-- Exercise prompt --
Repeat each entry word for word. Leave any images out of the copy.

(Figure content listings)
---*---

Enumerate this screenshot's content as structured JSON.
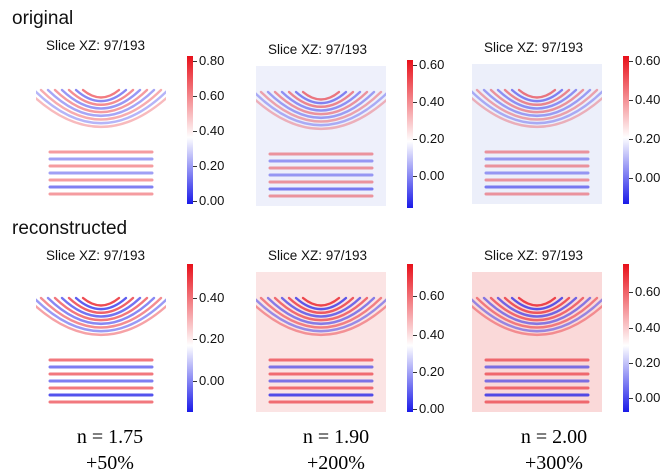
{
  "row_labels": {
    "top": "original",
    "bottom": "reconstructed"
  },
  "panels": {
    "top": [
      {
        "title": "Slice XZ: 97/193",
        "ticks": [
          "0.80",
          "0.60",
          "0.40",
          "0.20",
          "0.00"
        ],
        "tint": "#ffffff"
      },
      {
        "title": "Slice XZ: 97/193",
        "ticks": [
          "0.60",
          "0.40",
          "0.20",
          "0.00"
        ],
        "tint": "#eef0fb"
      },
      {
        "title": "Slice XZ: 97/193",
        "ticks": [
          "0.60",
          "0.40",
          "0.20",
          "0.00"
        ],
        "tint": "#eceffa"
      }
    ],
    "bottom": [
      {
        "title": "Slice XZ: 97/193",
        "ticks": [
          "0.40",
          "0.20",
          "0.00"
        ],
        "tint": "#ffffff"
      },
      {
        "title": "Slice XZ: 97/193",
        "ticks": [
          "0.60",
          "0.40",
          "0.20",
          "0.00"
        ],
        "tint": "#fbe4e4"
      },
      {
        "title": "Slice XZ: 97/193",
        "ticks": [
          "0.60",
          "0.40",
          "0.20",
          "0.00"
        ],
        "tint": "#fad9d9"
      }
    ]
  },
  "captions": [
    {
      "n": "n = 1.75",
      "pct": "+50%"
    },
    {
      "n": "n = 1.90",
      "pct": "+200%"
    },
    {
      "n": "n = 2.00",
      "pct": "+300%"
    }
  ],
  "colors": {
    "red": "#e8101a",
    "blue": "#1a1ae8",
    "white": "#ffffff"
  }
}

---*---

-- Complete answer --
Enumerate this screenshot's content as structured JSON.
{
  "row_labels": {
    "top": "original",
    "bottom": "reconstructed"
  },
  "panels": {
    "top": [
      {
        "title": "Slice XZ: 97/193",
        "ticks": [
          "0.80",
          "0.60",
          "0.40",
          "0.20",
          "0.00"
        ],
        "tint": "#ffffff"
      },
      {
        "title": "Slice XZ: 97/193",
        "ticks": [
          "0.60",
          "0.40",
          "0.20",
          "0.00"
        ],
        "tint": "#eef0fb"
      },
      {
        "title": "Slice XZ: 97/193",
        "ticks": [
          "0.60",
          "0.40",
          "0.20",
          "0.00"
        ],
        "tint": "#eceffa"
      }
    ],
    "bottom": [
      {
        "title": "Slice XZ: 97/193",
        "ticks": [
          "0.40",
          "0.20",
          "0.00"
        ],
        "tint": "#ffffff"
      },
      {
        "title": "Slice XZ: 97/193",
        "ticks": [
          "0.60",
          "0.40",
          "0.20",
          "0.00"
        ],
        "tint": "#fbe4e4"
      },
      {
        "title": "Slice XZ: 97/193",
        "ticks": [
          "0.60",
          "0.40",
          "0.20",
          "0.00"
        ],
        "tint": "#fad9d9"
      }
    ]
  },
  "captions": [
    {
      "n": "n = 1.75",
      "pct": "+50%"
    },
    {
      "n": "n = 1.90",
      "pct": "+200%"
    },
    {
      "n": "n = 2.00",
      "pct": "+300%"
    }
  ],
  "colors": {
    "red": "#e8101a",
    "blue": "#1a1ae8",
    "white": "#ffffff"
  }
}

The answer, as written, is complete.